Under these standards, "a federal habeas court may not issue the writ simply because that court concludes in its independent judgment that the relevant state-court decision applied clearly established federal law erroneously or incorrectly. Rather, that application must also be unreasonable." Id. at 411. "Objectively unreasonable," however, is different from "clear error." Lockyer v. Andrade, 538 U.S. 63, 75 (2003) (stating that "[t]he gloss of clear error fails to give proper deference to state courts by conflating error (even clear error) with unreasonableness" (citations omitted)). Thus, federal habeas relief is precluded "so long as 'fairminded jurists could disagree' on the correctness of the state court's decision." Harrington v. Richter, 562 U.S. 86 (2011) (quotation omitted); see also White v. Woodall, 134 S. Ct. 1697, 1702 (2014) (stating that a "'state prisoner must show that the state court's ruling on the claim being presented in federal court was so lacking in justification that there was an error well understood and comprehended in existing law beyond any possibility for fairminded disagreement'" (quotation omitted)). "This is a 'difficult to meet,' . . ., and 'highly deferential standard for evaluating state-court rulings, which demands that state-court decisions be given the benefit of the doubt,' . . . ." Cullen v. Pinholster, 563 U.S. 170, ___, 131 S. Ct. at 1398 (2011) (internal citations omitted).

=-=-=-=-=

### EXERCISE TASKS
A: Using the passage on federal habeas review, explain in one to three sentences why the "clear error" standard is rejected as the test.
B: Carry the passage on federal habeas review forward, starting after its final sentence.
The rows that come next have nothing to do with the passage on federal habeas review.

### DATA EXCERPTS

=-=-=-=-=

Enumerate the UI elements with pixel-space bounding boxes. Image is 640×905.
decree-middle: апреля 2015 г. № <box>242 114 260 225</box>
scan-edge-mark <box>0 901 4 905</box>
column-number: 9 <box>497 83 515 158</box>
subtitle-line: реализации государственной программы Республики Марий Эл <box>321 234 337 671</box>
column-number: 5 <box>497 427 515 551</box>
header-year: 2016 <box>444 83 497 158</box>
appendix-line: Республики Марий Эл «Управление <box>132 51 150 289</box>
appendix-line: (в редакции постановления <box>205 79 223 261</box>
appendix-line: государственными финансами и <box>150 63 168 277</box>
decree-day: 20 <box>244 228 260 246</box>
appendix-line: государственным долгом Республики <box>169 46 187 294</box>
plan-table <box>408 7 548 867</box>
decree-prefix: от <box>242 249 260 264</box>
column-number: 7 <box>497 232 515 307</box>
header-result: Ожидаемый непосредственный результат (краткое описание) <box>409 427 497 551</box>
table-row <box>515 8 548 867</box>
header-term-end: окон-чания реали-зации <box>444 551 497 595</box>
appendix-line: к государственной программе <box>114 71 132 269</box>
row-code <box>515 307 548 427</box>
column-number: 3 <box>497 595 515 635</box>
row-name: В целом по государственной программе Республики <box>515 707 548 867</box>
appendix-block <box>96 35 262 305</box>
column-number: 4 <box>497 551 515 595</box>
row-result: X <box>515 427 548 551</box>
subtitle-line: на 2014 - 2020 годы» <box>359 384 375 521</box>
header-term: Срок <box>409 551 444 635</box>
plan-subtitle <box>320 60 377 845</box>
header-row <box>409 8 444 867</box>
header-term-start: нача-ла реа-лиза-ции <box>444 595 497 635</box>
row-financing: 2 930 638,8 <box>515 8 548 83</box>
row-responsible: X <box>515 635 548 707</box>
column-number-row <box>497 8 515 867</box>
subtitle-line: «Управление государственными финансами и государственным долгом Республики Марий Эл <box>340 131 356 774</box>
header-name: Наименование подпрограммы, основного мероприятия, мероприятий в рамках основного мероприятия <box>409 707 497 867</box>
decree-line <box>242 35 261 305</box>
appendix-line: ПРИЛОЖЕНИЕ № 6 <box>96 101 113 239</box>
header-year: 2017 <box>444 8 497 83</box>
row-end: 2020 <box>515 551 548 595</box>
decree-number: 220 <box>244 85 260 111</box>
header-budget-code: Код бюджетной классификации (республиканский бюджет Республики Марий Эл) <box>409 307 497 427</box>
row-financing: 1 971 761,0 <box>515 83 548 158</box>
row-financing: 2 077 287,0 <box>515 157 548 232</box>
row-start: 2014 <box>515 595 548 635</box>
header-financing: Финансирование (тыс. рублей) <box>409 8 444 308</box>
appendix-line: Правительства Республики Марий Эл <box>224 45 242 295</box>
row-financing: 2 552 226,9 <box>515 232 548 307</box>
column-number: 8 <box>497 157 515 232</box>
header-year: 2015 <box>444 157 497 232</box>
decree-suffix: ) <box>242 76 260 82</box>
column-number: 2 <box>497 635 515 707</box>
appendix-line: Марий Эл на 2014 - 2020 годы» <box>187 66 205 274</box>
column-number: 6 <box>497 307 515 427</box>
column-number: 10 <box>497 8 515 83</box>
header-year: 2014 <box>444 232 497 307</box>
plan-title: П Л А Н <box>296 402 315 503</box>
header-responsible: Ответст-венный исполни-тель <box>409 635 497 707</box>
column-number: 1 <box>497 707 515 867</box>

=-=-=-=-=

### SOLVED TASKS
A: The passage quotes Lockyer v. Andrade: the gloss of clear error fails to give proper deference to state courts. It does this by conflating error, even clear error, with unreasonableness. For that reason, "objectively unreasonable" is treated as different from "clear error."

B:
In this case, Petitioner asserted sixteen grounds in support of his request for habeas relief, each of which Magistrate Judge Bianchini discussed in great detail. The Court has conducted a de novo review of each of Magistrate Judge Bianchini's recommendations in light of the parties' objections and the applicable law and concludes that, although the Court may disagree with some of the state-court decisions, Petitioner has not demonstrated that any of those decisions were contrary to clearly established Federal law or objectively unreasonable. Accordingly, having completed its review of the entire record in this matter, as well as the applicable law, the Court hereby

ORDERS that Magistrate Judge Bianchini's Report and Recommendation, see Dkt. No. 90, is ACCEPTED in part and REJECTED in part; and the Court further

ORDERS that Petitioner's amended petition is DENIED and DISMISSED in its entirety; and the Court further

ORDERS that a Certificate of Appealability will not issue with regard to any of the grounds that Petitioner raised in his amended petition because Petitioner has not "made a substantial showing of the denial of a constitutional right." 28 U.S.C. § 2253(c)(2); and the Court further

ORDERS that the Clerk of the Court shall enter judgment and close this case.

IT IS SO ORDERED.

Dated: August 20, 2015

Syracuse, New York

/s/_________

Frederick J. Scullin, Jr.

Senior United States District Judge


Summaries of

Dearstyne v. Mazzuca

UNITED STATES DISTRICT COURT NORTHERN DISTRICT OF NEW YORK
Aug 20, 2015
9:04-CV-741 (FJS/VEB) (N.D.N.Y. Aug. 20, 2015)
Case details for

Dearstyne v. Mazzuca

Case Details

Full title:FRANK W. DEARSTYNE, Petitioner, v. WILLIAM MAZZUCA, Superintendent…

Court:UNITED STATES DISTRICT COURT NORTHERN DISTRICT OF NEW YORK

Date published: Aug 20, 2015

Citations

9:04-CV-741 (FJS/VEB) (N.D.N.Y. Aug. 20, 2015)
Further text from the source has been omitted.